start Extracted data

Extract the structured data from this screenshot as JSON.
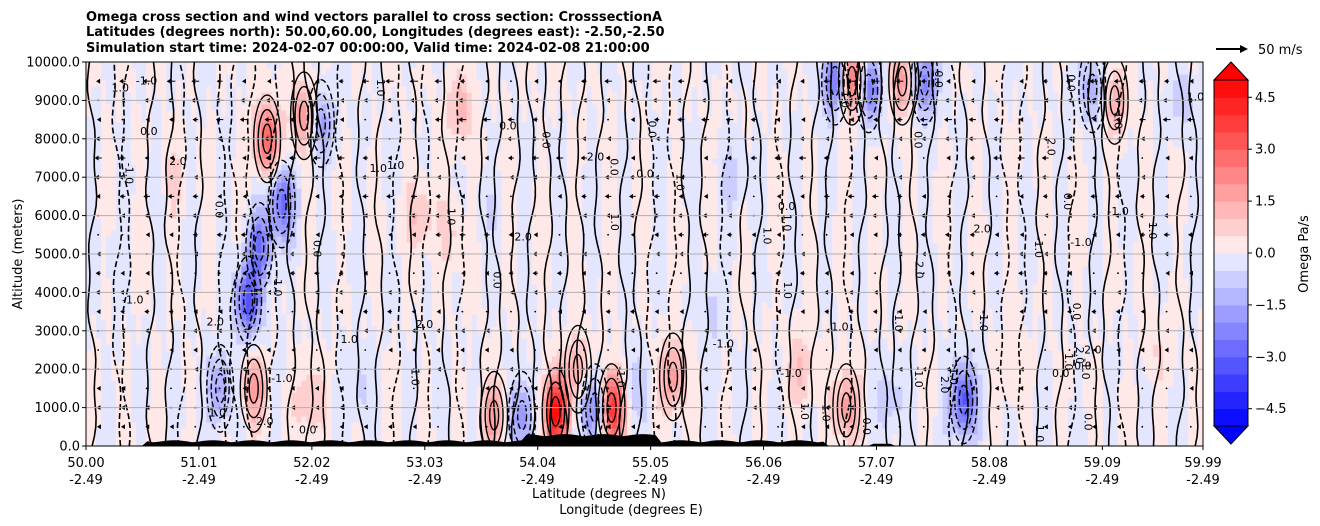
{
  "chart_data": {
    "type": "heatmap",
    "title_lines": [
      "Omega cross section and wind vectors parallel to cross section: CrosssectionA",
      "Latitudes (degrees north): 50.00,60.00, Longitudes (degrees east): -2.50,-2.50",
      "Simulation start time: 2024-02-07 00:00:00, Valid time: 2024-02-08 21:00:00"
    ],
    "ylabel": "Altitude (meters)",
    "xlabel_lines": [
      "Latitude (degrees N)",
      "Longitude (degrees E)"
    ],
    "ylim": [
      0,
      10000
    ],
    "xlim": [
      50.0,
      59.99
    ],
    "y_ticks": [
      {
        "value": 0,
        "label": "0.0"
      },
      {
        "value": 1000,
        "label": "1000.0"
      },
      {
        "value": 2000,
        "label": "2000.0"
      },
      {
        "value": 3000,
        "label": "3000.0"
      },
      {
        "value": 4000,
        "label": "4000.0"
      },
      {
        "value": 5000,
        "label": "5000.0"
      },
      {
        "value": 6000,
        "label": "6000.0"
      },
      {
        "value": 7000,
        "label": "7000.0"
      },
      {
        "value": 8000,
        "label": "8000.0"
      },
      {
        "value": 9000,
        "label": "9000.0"
      },
      {
        "value": 10000,
        "label": "10000.0"
      }
    ],
    "x_ticks": [
      {
        "value": 50.0,
        "lat": "50.00",
        "lon": "-2.49"
      },
      {
        "value": 51.01,
        "lat": "51.01",
        "lon": "-2.49"
      },
      {
        "value": 52.02,
        "lat": "52.02",
        "lon": "-2.49"
      },
      {
        "value": 53.03,
        "lat": "53.03",
        "lon": "-2.49"
      },
      {
        "value": 54.04,
        "lat": "54.04",
        "lon": "-2.49"
      },
      {
        "value": 55.05,
        "lat": "55.05",
        "lon": "-2.49"
      },
      {
        "value": 56.06,
        "lat": "56.06",
        "lon": "-2.49"
      },
      {
        "value": 57.07,
        "lat": "57.07",
        "lon": "-2.49"
      },
      {
        "value": 58.08,
        "lat": "58.08",
        "lon": "-2.49"
      },
      {
        "value": 59.09,
        "lat": "59.09",
        "lon": "-2.49"
      },
      {
        "value": 59.99,
        "lat": "59.99",
        "lon": "-2.49"
      }
    ],
    "grid": "horizontal",
    "colorbar": {
      "label": "Omega Pa/s",
      "range": [
        -5.0,
        5.0
      ],
      "ticks": [
        {
          "value": 4.5,
          "label": "4.5"
        },
        {
          "value": 3.0,
          "label": "3.0"
        },
        {
          "value": 1.5,
          "label": "1.5"
        },
        {
          "value": 0.0,
          "label": "0.0"
        },
        {
          "value": -1.5,
          "label": "−1.5"
        },
        {
          "value": -3.0,
          "label": "−3.0"
        },
        {
          "value": -4.5,
          "label": "−4.5"
        }
      ],
      "extend": "both",
      "max_color": "#ff0000",
      "min_color": "#0000ff",
      "mid_color": "#ffffff"
    },
    "vector_key": {
      "label": "50 m/s"
    },
    "contour_labels": [
      "1.0",
      "0.0",
      "-1.0",
      "2.0"
    ],
    "omega_features": [
      {
        "lat": 50.2,
        "alt": 5000,
        "omega": -0.3
      },
      {
        "lat": 50.8,
        "alt": 7000,
        "omega": 0.6
      },
      {
        "lat": 51.45,
        "alt": 3800,
        "omega": -3.5
      },
      {
        "lat": 51.55,
        "alt": 5200,
        "omega": -2.5
      },
      {
        "lat": 51.62,
        "alt": 8000,
        "omega": 3.2
      },
      {
        "lat": 51.75,
        "alt": 6300,
        "omega": -3.0
      },
      {
        "lat": 51.95,
        "alt": 8600,
        "omega": 2.0
      },
      {
        "lat": 52.1,
        "alt": 8400,
        "omega": -1.8
      },
      {
        "lat": 51.2,
        "alt": 1500,
        "omega": -1.8
      },
      {
        "lat": 51.5,
        "alt": 1500,
        "omega": 1.8
      },
      {
        "lat": 52.0,
        "alt": 1200,
        "omega": 1.2
      },
      {
        "lat": 52.45,
        "alt": 1500,
        "omega": -0.8
      },
      {
        "lat": 53.0,
        "alt": 6000,
        "omega": 1.2
      },
      {
        "lat": 53.3,
        "alt": 5500,
        "omega": 0.8
      },
      {
        "lat": 53.35,
        "alt": 8800,
        "omega": 1.3
      },
      {
        "lat": 53.55,
        "alt": 6000,
        "omega": -0.5
      },
      {
        "lat": 53.65,
        "alt": 800,
        "omega": 1.8
      },
      {
        "lat": 53.9,
        "alt": 800,
        "omega": -2.2
      },
      {
        "lat": 54.2,
        "alt": 900,
        "omega": 5.0
      },
      {
        "lat": 54.4,
        "alt": 2000,
        "omega": 1.5
      },
      {
        "lat": 54.55,
        "alt": 1000,
        "omega": -3.2
      },
      {
        "lat": 54.7,
        "alt": 1000,
        "omega": 5.0
      },
      {
        "lat": 54.9,
        "alt": 1500,
        "omega": -1.0
      },
      {
        "lat": 55.25,
        "alt": 1800,
        "omega": 2.0
      },
      {
        "lat": 55.6,
        "alt": 3500,
        "omega": -0.8
      },
      {
        "lat": 55.8,
        "alt": 7000,
        "omega": -0.8
      },
      {
        "lat": 56.4,
        "alt": 2000,
        "omega": 1.2
      },
      {
        "lat": 56.7,
        "alt": 9500,
        "omega": -3.0
      },
      {
        "lat": 56.85,
        "alt": 9500,
        "omega": 3.5
      },
      {
        "lat": 57.0,
        "alt": 9300,
        "omega": -2.8
      },
      {
        "lat": 57.3,
        "alt": 9500,
        "omega": 2.0
      },
      {
        "lat": 57.5,
        "alt": 9500,
        "omega": -2.5
      },
      {
        "lat": 56.8,
        "alt": 1000,
        "omega": 2.0
      },
      {
        "lat": 57.2,
        "alt": 1200,
        "omega": -1.0
      },
      {
        "lat": 57.85,
        "alt": 1200,
        "omega": -3.5
      },
      {
        "lat": 58.3,
        "alt": 2000,
        "omega": 0.6
      },
      {
        "lat": 59.0,
        "alt": 9300,
        "omega": -1.5
      },
      {
        "lat": 59.2,
        "alt": 9000,
        "omega": 1.5
      },
      {
        "lat": 59.6,
        "alt": 2500,
        "omega": 0.5
      },
      {
        "lat": 59.8,
        "alt": 9000,
        "omega": -0.8
      }
    ]
  }
}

end Extracted data

§ Aim:
Your task is to collect every line above that contains the word "degrees".

§ Solution for this task:
      "Latitudes (degrees north): 50.00,60.00, Longitudes (degrees east): -2.50,-2.50",
      "Latitude (degrees N)",
      "Longitude (degrees E)"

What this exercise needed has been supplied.